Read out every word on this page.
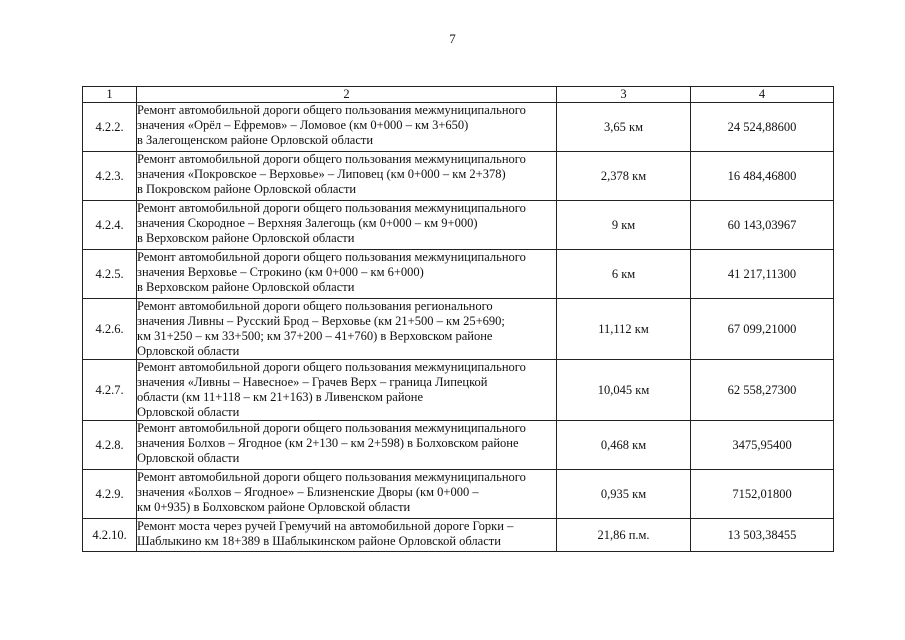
7
1	2	3	4
4.2.2.	Ремонт автомобильной дороги общего пользования межмуниципального
значения «Орёл – Ефремов» – Ломовое (км 0+000 – км 3+650)
в Залегощенском районе Орловской области	3,65 км	24 524,88600
4.2.3.	Ремонт автомобильной дороги общего пользования межмуниципального
значения «Покровское – Верховье» – Липовец (км 0+000 – км 2+378)
в Покровском районе Орловской области	2,378 км	16 484,46800
4.2.4.	Ремонт автомобильной дороги общего пользования межмуниципального
значения Скородное – Верхняя Залегощь (км 0+000 – км 9+000)
в Верховском районе Орловской области	9 км	60 143,03967
4.2.5.	Ремонт автомобильной дороги общего пользования межмуниципального
значения Верховье – Строкино (км 0+000 – км 6+000)
в Верховском районе Орловской области	6 км	41 217,11300
4.2.6.	Ремонт автомобильной дороги общего пользования регионального
значения Ливны – Русский Брод – Верховье (км 21+500 – км 25+690;
км 31+250 – км 33+500; км 37+200 – 41+760) в Верховском районе
Орловской области	11,112 км	67 099,21000
4.2.7.	Ремонт автомобильной дороги общего пользования межмуниципального
значения «Ливны – Навесное» – Грачев Верх – граница Липецкой
области (км 11+118 – км 21+163) в Ливенском районе
Орловской области	10,045 км	62 558,27300
4.2.8.	Ремонт автомобильной дороги общего пользования межмуниципального
значения Болхов – Ягодное (км 2+130 – км 2+598) в Болховском районе
Орловской области	0,468 км	3475,95400
4.2.9.	Ремонт автомобильной дороги общего пользования межмуниципального
значения «Болхов – Ягодное» – Близненские Дворы (км 0+000 –
км 0+935) в Болховском районе Орловской области	0,935 км	7152,01800
4.2.10.	Ремонт моста через ручей Гремучий на автомобильной дороге Горки –
Шаблыкино км 18+389 в Шаблыкинском районе Орловской области	21,86 п.м.	13 503,38455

§ Problem description: Repeat the listing in full and exactly. Do not include any images.

§ Correct output:
Read out every word on this page.
7
1	2	3	4
4.2.2.	Ремонт автомобильной дороги общего пользования межмуниципального
значения «Орёл – Ефремов» – Ломовое (км 0+000 – км 3+650)
в Залегощенском районе Орловской области	3,65 км	24 524,88600
4.2.3.	Ремонт автомобильной дороги общего пользования межмуниципального
значения «Покровское – Верховье» – Липовец (км 0+000 – км 2+378)
в Покровском районе Орловской области	2,378 км	16 484,46800
4.2.4.	Ремонт автомобильной дороги общего пользования межмуниципального
значения Скородное – Верхняя Залегощь (км 0+000 – км 9+000)
в Верховском районе Орловской области	9 км	60 143,03967
4.2.5.	Ремонт автомобильной дороги общего пользования межмуниципального
значения Верховье – Строкино (км 0+000 – км 6+000)
в Верховском районе Орловской области	6 км	41 217,11300
4.2.6.	Ремонт автомобильной дороги общего пользования регионального
значения Ливны – Русский Брод – Верховье (км 21+500 – км 25+690;
км 31+250 – км 33+500; км 37+200 – 41+760) в Верховском районе
Орловской области	11,112 км	67 099,21000
4.2.7.	Ремонт автомобильной дороги общего пользования межмуниципального
значения «Ливны – Навесное» – Грачев Верх – граница Липецкой
области (км 11+118 – км 21+163) в Ливенском районе
Орловской области	10,045 км	62 558,27300
4.2.8.	Ремонт автомобильной дороги общего пользования межмуниципального
значения Болхов – Ягодное (км 2+130 – км 2+598) в Болховском районе
Орловской области	0,468 км	3475,95400
4.2.9.	Ремонт автомобильной дороги общего пользования межмуниципального
значения «Болхов – Ягодное» – Близненские Дворы (км 0+000 –
км 0+935) в Болховском районе Орловской области	0,935 км	7152,01800
4.2.10.	Ремонт моста через ручей Гремучий на автомобильной дороге Горки –
Шаблыкино км 18+389 в Шаблыкинском районе Орловской области	21,86 п.м.	13 503,38455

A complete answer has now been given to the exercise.